Task objective - Copy out every record below, word for word.

Start of Records shown

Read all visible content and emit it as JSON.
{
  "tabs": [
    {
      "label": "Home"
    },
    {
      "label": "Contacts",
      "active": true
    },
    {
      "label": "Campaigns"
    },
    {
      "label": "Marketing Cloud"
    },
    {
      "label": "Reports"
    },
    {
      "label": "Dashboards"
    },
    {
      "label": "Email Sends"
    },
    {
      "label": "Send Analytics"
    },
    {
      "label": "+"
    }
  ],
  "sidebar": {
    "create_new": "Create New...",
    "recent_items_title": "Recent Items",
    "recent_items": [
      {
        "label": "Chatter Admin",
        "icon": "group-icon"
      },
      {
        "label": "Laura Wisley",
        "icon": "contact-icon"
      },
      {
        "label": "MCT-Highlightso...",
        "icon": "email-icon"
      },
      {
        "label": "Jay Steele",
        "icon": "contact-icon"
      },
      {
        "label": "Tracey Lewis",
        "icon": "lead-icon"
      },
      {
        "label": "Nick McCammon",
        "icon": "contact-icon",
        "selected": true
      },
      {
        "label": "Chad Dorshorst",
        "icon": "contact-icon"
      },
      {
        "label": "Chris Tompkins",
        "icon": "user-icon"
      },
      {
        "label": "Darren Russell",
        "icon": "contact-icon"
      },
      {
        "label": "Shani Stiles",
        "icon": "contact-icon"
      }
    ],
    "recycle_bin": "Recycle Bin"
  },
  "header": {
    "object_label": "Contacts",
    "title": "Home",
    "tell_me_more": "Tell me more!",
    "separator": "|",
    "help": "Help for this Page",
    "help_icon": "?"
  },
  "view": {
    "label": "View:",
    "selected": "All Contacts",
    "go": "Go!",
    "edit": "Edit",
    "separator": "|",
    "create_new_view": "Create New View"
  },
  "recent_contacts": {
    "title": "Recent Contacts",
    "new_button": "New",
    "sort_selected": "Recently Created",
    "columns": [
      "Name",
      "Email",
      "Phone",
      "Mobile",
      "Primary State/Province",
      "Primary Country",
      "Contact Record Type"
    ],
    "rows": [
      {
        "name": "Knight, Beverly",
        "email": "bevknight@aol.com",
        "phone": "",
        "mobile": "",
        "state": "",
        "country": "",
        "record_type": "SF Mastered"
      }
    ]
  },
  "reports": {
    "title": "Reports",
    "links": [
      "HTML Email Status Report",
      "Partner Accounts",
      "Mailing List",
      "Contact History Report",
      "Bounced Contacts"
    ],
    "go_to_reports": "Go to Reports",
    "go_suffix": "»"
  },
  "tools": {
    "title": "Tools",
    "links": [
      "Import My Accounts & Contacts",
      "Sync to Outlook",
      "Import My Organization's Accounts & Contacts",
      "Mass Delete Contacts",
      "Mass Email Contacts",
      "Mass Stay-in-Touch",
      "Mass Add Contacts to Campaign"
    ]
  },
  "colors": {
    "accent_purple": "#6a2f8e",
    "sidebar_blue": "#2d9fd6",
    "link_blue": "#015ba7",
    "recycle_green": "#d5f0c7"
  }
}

End of Records shown

Response to this task -
Read all visible content and emit it as JSON.
{
  "tabs": [
    {
      "label": "Home"
    },
    {
      "label": "Contacts",
      "active": true
    },
    {
      "label": "Campaigns"
    },
    {
      "label": "Marketing Cloud"
    },
    {
      "label": "Reports"
    },
    {
      "label": "Dashboards"
    },
    {
      "label": "Email Sends"
    },
    {
      "label": "Send Analytics"
    },
    {
      "label": "+"
    }
  ],
  "sidebar": {
    "create_new": "Create New...",
    "recent_items_title": "Recent Items",
    "recent_items": [
      {
        "label": "Chatter Admin",
        "icon": "group-icon"
      },
      {
        "label": "Laura Wisley",
        "icon": "contact-icon"
      },
      {
        "label": "MCT-Highlightso...",
        "icon": "email-icon"
      },
      {
        "label": "Jay Steele",
        "icon": "contact-icon"
      },
      {
        "label": "Tracey Lewis",
        "icon": "lead-icon"
      },
      {
        "label": "Nick McCammon",
        "icon": "contact-icon",
        "selected": true
      },
      {
        "label": "Chad Dorshorst",
        "icon": "contact-icon"
      },
      {
        "label": "Chris Tompkins",
        "icon": "user-icon"
      },
      {
        "label": "Darren Russell",
        "icon": "contact-icon"
      },
      {
        "label": "Shani Stiles",
        "icon": "contact-icon"
      }
    ],
    "recycle_bin": "Recycle Bin"
  },
  "header": {
    "object_label": "Contacts",
    "title": "Home",
    "tell_me_more": "Tell me more!",
    "separator": "|",
    "help": "Help for this Page",
    "help_icon": "?"
  },
  "view": {
    "label": "View:",
    "selected": "All Contacts",
    "go": "Go!",
    "edit": "Edit",
    "separator": "|",
    "create_new_view": "Create New View"
  },
  "recent_contacts": {
    "title": "Recent Contacts",
    "new_button": "New",
    "sort_selected": "Recently Created",
    "columns": [
      "Name",
      "Email",
      "Phone",
      "Mobile",
      "Primary State/Province",
      "Primary Country",
      "Contact Record Type"
    ],
    "rows": [
      {
        "name": "Knight, Beverly",
        "email": "bevknight@aol.com",
        "phone": "",
        "mobile": "",
        "state": "",
        "country": "",
        "record_type": "SF Mastered"
      }
    ]
  },
  "reports": {
    "title": "Reports",
    "links": [
      "HTML Email Status Report",
      "Partner Accounts",
      "Mailing List",
      "Contact History Report",
      "Bounced Contacts"
    ],
    "go_to_reports": "Go to Reports",
    "go_suffix": "»"
  },
  "tools": {
    "title": "Tools",
    "links": [
      "Import My Accounts & Contacts",
      "Sync to Outlook",
      "Import My Organization's Accounts & Contacts",
      "Mass Delete Contacts",
      "Mass Email Contacts",
      "Mass Stay-in-Touch",
      "Mass Add Contacts to Campaign"
    ]
  },
  "colors": {
    "accent_purple": "#6a2f8e",
    "sidebar_blue": "#2d9fd6",
    "link_blue": "#015ba7",
    "recycle_green": "#d5f0c7"
  }
}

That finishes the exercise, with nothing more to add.